— start of Data rows —

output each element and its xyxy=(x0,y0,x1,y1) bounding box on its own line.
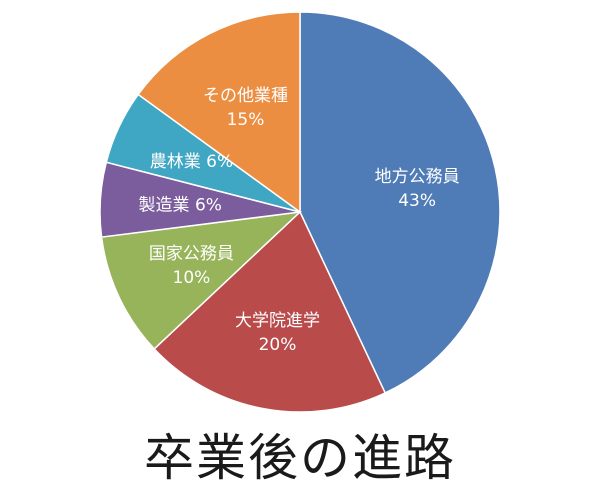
chart-title: 卒業後の進路 xyxy=(144,429,456,487)
pie-slice-1 xyxy=(299,11,501,394)
pie-labels: 地方公務員 43% 大学院進学 20% 国家公務員 10% 製造業 6% 農林業 6% その他業… xyxy=(139,86,460,355)
slice-percent-3: 10% xyxy=(173,268,211,288)
slice-percent-1: 43% xyxy=(398,191,436,211)
slice-percent-6: 15% xyxy=(227,110,265,130)
slice-name-1: 地方公務員 xyxy=(375,167,460,187)
pie-slice-2 xyxy=(153,210,387,413)
slice-label-2: 大学院進学 20% xyxy=(235,311,320,355)
pie-slices xyxy=(99,11,501,413)
pie-slice-3 xyxy=(100,210,303,350)
pie-chart: 地方公務員 43% 大学院進学 20% 国家公務員 10% 製造業 6% 農林業 6% その他業… xyxy=(99,11,501,413)
slice-label-4: 製造業 6% xyxy=(139,195,222,215)
slice-name-3: 国家公務員 xyxy=(149,244,234,264)
slice-label-6: その他業種 15% xyxy=(203,86,288,130)
slice-percent-2: 20% xyxy=(259,335,297,355)
pie-slice-6 xyxy=(137,11,301,214)
slice-label-5: 農林業 6% xyxy=(150,152,233,172)
slice-name-2: 大学院進学 xyxy=(235,311,320,331)
slice-label-1: 地方公務員 43% xyxy=(375,167,460,211)
slice-label-3: 国家公務員 10% xyxy=(149,244,234,288)
slice-name-6: その他業種 xyxy=(203,86,288,106)
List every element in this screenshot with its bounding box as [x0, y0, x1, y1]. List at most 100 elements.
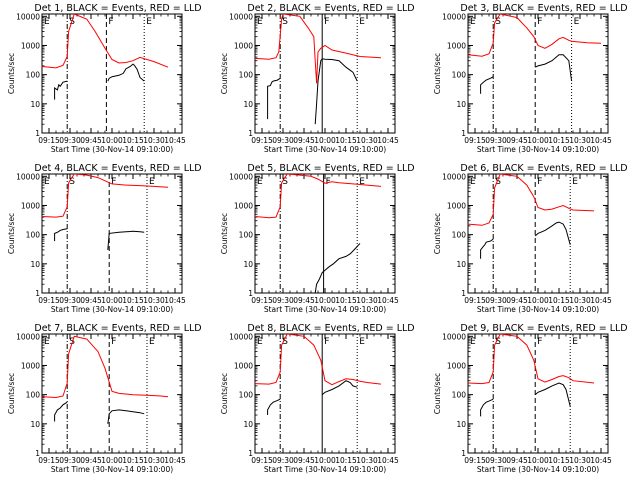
x-axis-label: Start Time (30-Nov-14 09:10:00): [264, 465, 386, 474]
x-tick-label: 09:30: [272, 296, 294, 305]
panel-7: Det 7, BLACK = Events, RED = LLD 1 10 100 10…: [7, 323, 202, 474]
panel-title: Det 2, BLACK = Events, RED = LLD: [247, 3, 414, 14]
x-tick-label: 09:15: [38, 296, 60, 305]
events-series-line: [54, 401, 68, 422]
panel-5: Det 5, BLACK = Events, RED = LLD 1 10 100 10…: [220, 163, 415, 314]
panel-title: Det 3, BLACK = Events, RED = LLD: [460, 3, 627, 14]
x-tick-label: 10:45: [590, 456, 612, 465]
x-tick-label: 09:30: [59, 136, 81, 145]
y-tick-label: 1000: [234, 41, 253, 50]
x-tick-label: 10:15: [335, 296, 357, 305]
y-tick-label: 1: [248, 289, 253, 298]
x-tick-label: 09:15: [464, 136, 486, 145]
x-axis-label: Start Time (30-Nov-14 09:10:00): [477, 465, 599, 474]
interval-marker-label: E: [359, 177, 365, 187]
x-tick-label: 10:15: [335, 456, 357, 465]
x-axis-label: Start Time (30-Nov-14 09:10:00): [477, 145, 599, 154]
interval-marker-label: E: [257, 177, 263, 187]
interval-marker-label: S: [495, 177, 501, 187]
x-axis-label: Start Time (30-Nov-14 09:10:00): [477, 305, 599, 314]
x-tick-label: 10:00: [101, 456, 123, 465]
interval-marker-label: E: [574, 17, 580, 27]
interval-marker-label: S: [495, 17, 501, 27]
x-tick-label: 10:30: [569, 296, 591, 305]
x-tick-label: 09:30: [59, 296, 81, 305]
y-tick-label: 10000: [442, 172, 466, 181]
panel-title: Det 5, BLACK = Events, RED = LLD: [247, 163, 414, 174]
y-tick-label: 1000: [447, 201, 466, 210]
x-tick-label: 10:00: [314, 456, 336, 465]
interval-marker-label: E: [44, 337, 50, 347]
x-tick-label: 09:15: [251, 136, 273, 145]
y-tick-label: 1000: [234, 361, 253, 370]
x-tick-label: 10:15: [548, 136, 570, 145]
y-tick-label: 10000: [16, 12, 40, 21]
x-tick-label: 09:45: [293, 136, 315, 145]
x-tick-label: 10:45: [377, 456, 399, 465]
interval-marker-label: E: [146, 17, 152, 27]
x-tick-label: 09:30: [272, 136, 294, 145]
x-tick-label: 10:45: [164, 136, 186, 145]
y-tick-label: 10000: [229, 332, 253, 341]
y-tick-label: 10: [30, 420, 40, 429]
y-axis-label: Counts/sec: [7, 213, 16, 254]
lld-series-line: [42, 335, 169, 399]
y-tick-label: 1: [248, 129, 253, 138]
interval-marker-label: S: [69, 17, 75, 27]
panel-title: Det 1, BLACK = Events, RED = LLD: [34, 3, 201, 14]
x-tick-label: 09:15: [251, 296, 273, 305]
x-tick-label: 10:45: [164, 456, 186, 465]
x-tick-label: 09:15: [251, 456, 273, 465]
x-tick-label: 10:30: [143, 296, 165, 305]
x-tick-label: 10:15: [122, 456, 144, 465]
interval-marker-label: E: [359, 337, 365, 347]
y-tick-label: 100: [452, 391, 467, 400]
y-tick-label: 1: [248, 449, 253, 458]
x-tick-label: 10:45: [590, 296, 612, 305]
x-tick-label: 10:15: [122, 296, 144, 305]
lld-series-line: [468, 334, 595, 385]
x-axis-label: Start Time (30-Nov-14 09:10:00): [51, 145, 173, 154]
y-tick-label: 10: [243, 260, 253, 269]
x-tick-label: 09:45: [506, 296, 528, 305]
x-tick-label: 09:15: [464, 456, 486, 465]
panel-4: Det 4, BLACK = Events, RED = LLD 1 10 100 10…: [7, 163, 202, 314]
x-tick-label: 10:00: [527, 136, 549, 145]
events-series-line: [480, 398, 494, 417]
events-series-line: [314, 243, 361, 293]
events-series-line: [321, 380, 358, 396]
events-series-line: [314, 58, 358, 125]
interval-marker-label: F: [326, 177, 331, 187]
y-axis-label: Counts/sec: [220, 373, 229, 414]
x-tick-label: 10:15: [548, 456, 570, 465]
lld-series-line: [255, 14, 382, 84]
y-tick-label: 1: [461, 449, 466, 458]
y-tick-label: 10000: [442, 12, 466, 21]
x-tick-label: 10:30: [356, 136, 378, 145]
lld-series-line: [255, 174, 382, 219]
plot-frame: [41, 13, 183, 134]
y-tick-label: 100: [26, 391, 41, 400]
y-tick-label: 10: [30, 100, 40, 109]
plot-frame: [254, 333, 396, 454]
events-series-line: [54, 228, 68, 242]
x-tick-label: 10:45: [164, 296, 186, 305]
interval-marker-label: S: [282, 17, 288, 27]
events-series-line: [107, 230, 145, 250]
panel-8: Det 8, BLACK = Events, RED = LLD 1 10 100 10…: [220, 323, 415, 474]
x-tick-label: 10:30: [569, 456, 591, 465]
panel-title: Det 7, BLACK = Events, RED = LLD: [34, 323, 201, 334]
x-tick-label: 09:45: [293, 456, 315, 465]
y-axis-label: Counts/sec: [7, 373, 16, 414]
x-tick-label: 09:45: [506, 136, 528, 145]
y-tick-label: 100: [26, 71, 41, 80]
y-axis-label: Counts/sec: [433, 373, 442, 414]
y-tick-label: 10: [30, 260, 40, 269]
events-series-line: [534, 221, 571, 245]
x-tick-label: 10:00: [527, 296, 549, 305]
interval-marker-label: E: [149, 177, 155, 187]
plot-frame: [467, 13, 609, 134]
interval-marker-label: F: [324, 337, 329, 347]
interval-marker-label: S: [282, 177, 288, 187]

— end of Data rows —

What to do — Give the records above again with every occurrence of "bounding box" replaced by "enclosing box", leaving everything else unchanged and leaving out the pictures.

Correct result —
output each element and its xyxy=(x0,y0,x1,y1) enclosing box on its own line.
chart-title: 卒業後の進路 xyxy=(144,429,456,487)
pie-slice-1 xyxy=(299,11,501,394)
pie-labels: 地方公務員 43% 大学院進学 20% 国家公務員 10% 製造業 6% 農林業 6% その他業… xyxy=(139,86,460,355)
slice-percent-3: 10% xyxy=(173,268,211,288)
slice-percent-1: 43% xyxy=(398,191,436,211)
slice-percent-6: 15% xyxy=(227,110,265,130)
slice-name-1: 地方公務員 xyxy=(375,167,460,187)
pie-slice-2 xyxy=(153,210,387,413)
slice-label-2: 大学院進学 20% xyxy=(235,311,320,355)
pie-slices xyxy=(99,11,501,413)
pie-slice-3 xyxy=(100,210,303,350)
pie-chart: 地方公務員 43% 大学院進学 20% 国家公務員 10% 製造業 6% 農林業 6% その他業… xyxy=(99,11,501,413)
slice-label-4: 製造業 6% xyxy=(139,195,222,215)
slice-name-3: 国家公務員 xyxy=(149,244,234,264)
slice-label-6: その他業種 15% xyxy=(203,86,288,130)
slice-percent-2: 20% xyxy=(259,335,297,355)
pie-slice-6 xyxy=(137,11,301,214)
slice-label-5: 農林業 6% xyxy=(150,152,233,172)
slice-name-2: 大学院進学 xyxy=(235,311,320,331)
slice-label-1: 地方公務員 43% xyxy=(375,167,460,211)
slice-label-3: 国家公務員 10% xyxy=(149,244,234,288)
slice-name-6: その他業種 xyxy=(203,86,288,106)
List every element in this screenshot with its enclosing box as [x0, y0, x1, y1]. List at most 100 elements.
x-axis-label: Start Time (30-Nov-14 09:10:00): [264, 465, 386, 474]
x-tick-label: 09:30: [272, 296, 294, 305]
panel-7: Det 7, BLACK = Events, RED = LLD 1 10 100 10…: [7, 323, 202, 474]
panel-title: Det 2, BLACK = Events, RED = LLD: [247, 3, 414, 14]
x-tick-label: 09:15: [38, 296, 60, 305]
events-series-line: [54, 401, 68, 422]
panel-5: Det 5, BLACK = Events, RED = LLD 1 10 100 10…: [220, 163, 415, 314]
panel-title: Det 3, BLACK = Events, RED = LLD: [460, 3, 627, 14]
x-tick-label: 10:45: [590, 456, 612, 465]
x-tick-label: 09:30: [59, 136, 81, 145]
y-tick-label: 1000: [234, 41, 253, 50]
x-tick-label: 10:15: [335, 296, 357, 305]
y-tick-label: 1: [248, 289, 253, 298]
x-tick-label: 09:15: [464, 136, 486, 145]
x-axis-label: Start Time (30-Nov-14 09:10:00): [477, 465, 599, 474]
interval-marker-label: E: [359, 177, 365, 187]
x-tick-label: 10:15: [335, 456, 357, 465]
x-axis-label: Start Time (30-Nov-14 09:10:00): [477, 145, 599, 154]
interval-marker-label: E: [257, 177, 263, 187]
interval-marker-label: S: [495, 177, 501, 187]
x-axis-label: Start Time (30-Nov-14 09:10:00): [477, 305, 599, 314]
x-tick-label: 10:00: [101, 456, 123, 465]
interval-marker-label: E: [574, 17, 580, 27]
interval-marker-label: S: [495, 17, 501, 27]
x-tick-label: 10:30: [569, 296, 591, 305]
x-tick-label: 09:30: [59, 296, 81, 305]
y-tick-label: 10000: [442, 172, 466, 181]
panel-title: Det 5, BLACK = Events, RED = LLD: [247, 163, 414, 174]
y-tick-label: 1000: [447, 201, 466, 210]
x-tick-label: 10:00: [314, 456, 336, 465]
interval-marker-label: E: [44, 337, 50, 347]
x-tick-label: 09:15: [251, 136, 273, 145]
y-tick-label: 1000: [234, 361, 253, 370]
x-tick-label: 10:15: [548, 136, 570, 145]
y-tick-label: 10000: [16, 12, 40, 21]
x-tick-label: 09:45: [293, 136, 315, 145]
x-tick-label: 10:45: [377, 456, 399, 465]
interval-marker-label: E: [146, 17, 152, 27]
x-tick-label: 09:30: [272, 136, 294, 145]
x-tick-label: 10:45: [164, 136, 186, 145]
y-tick-label: 10000: [229, 332, 253, 341]
y-tick-label: 10: [30, 420, 40, 429]
y-axis-label: Counts/sec: [7, 213, 16, 254]
lld-series-line: [42, 335, 169, 399]
y-tick-label: 1: [248, 129, 253, 138]
interval-marker-label: S: [69, 17, 75, 27]
panel-title: Det 1, BLACK = Events, RED = LLD: [34, 3, 201, 14]
x-tick-label: 09:15: [251, 296, 273, 305]
x-tick-label: 10:45: [164, 456, 186, 465]
x-tick-label: 09:15: [251, 456, 273, 465]
x-tick-label: 10:30: [143, 296, 165, 305]
x-tick-label: 10:15: [122, 456, 144, 465]
interval-marker-label: E: [359, 337, 365, 347]
y-tick-label: 100: [452, 391, 467, 400]
y-tick-label: 1: [248, 449, 253, 458]
x-tick-label: 10:45: [590, 296, 612, 305]
x-tick-label: 10:15: [122, 296, 144, 305]
lld-series-line: [468, 334, 595, 385]
x-axis-label: Start Time (30-Nov-14 09:10:00): [51, 145, 173, 154]
y-tick-label: 10: [243, 260, 253, 269]
x-tick-label: 09:45: [506, 296, 528, 305]
x-tick-label: 09:15: [464, 456, 486, 465]
panel-4: Det 4, BLACK = Events, RED = LLD 1 10 100 10…: [7, 163, 202, 314]
x-tick-label: 10:00: [527, 136, 549, 145]
events-series-line: [480, 398, 494, 417]
events-series-line: [314, 243, 361, 293]
events-series-line: [321, 380, 358, 396]
events-series-line: [314, 58, 358, 125]
interval-marker-label: F: [326, 177, 331, 187]
y-axis-label: Counts/sec: [220, 373, 229, 414]
x-tick-label: 10:15: [548, 456, 570, 465]
lld-series-line: [255, 14, 382, 84]
y-tick-label: 1: [461, 449, 466, 458]
y-tick-label: 10000: [442, 12, 466, 21]
x-tick-label: 10:30: [356, 136, 378, 145]
lld-series-line: [255, 174, 382, 219]
plot-frame: [41, 13, 183, 134]
y-tick-label: 100: [26, 391, 41, 400]
y-tick-label: 10: [30, 100, 40, 109]
plot-frame: [254, 333, 396, 454]
events-series-line: [54, 228, 68, 242]
x-tick-label: 10:45: [164, 296, 186, 305]
interval-marker-label: S: [282, 17, 288, 27]
events-series-line: [107, 230, 145, 250]
panel-8: Det 8, BLACK = Events, RED = LLD 1 10 100 10…: [220, 323, 415, 474]
x-tick-label: 10:30: [569, 456, 591, 465]
panel-title: Det 7, BLACK = Events, RED = LLD: [34, 323, 201, 334]
x-tick-label: 09:45: [293, 456, 315, 465]
y-axis-label: Counts/sec: [7, 373, 16, 414]
x-tick-label: 09:45: [506, 136, 528, 145]
y-tick-label: 100: [26, 71, 41, 80]
y-axis-label: Counts/sec: [433, 373, 442, 414]
y-tick-label: 10: [30, 260, 40, 269]
events-series-line: [534, 221, 571, 245]
x-tick-label: 10:00: [527, 296, 549, 305]
interval-marker-label: E: [149, 177, 155, 187]
plot-frame: [467, 13, 609, 134]
interval-marker-label: F: [324, 337, 329, 347]
interval-marker-label: S: [282, 177, 288, 187]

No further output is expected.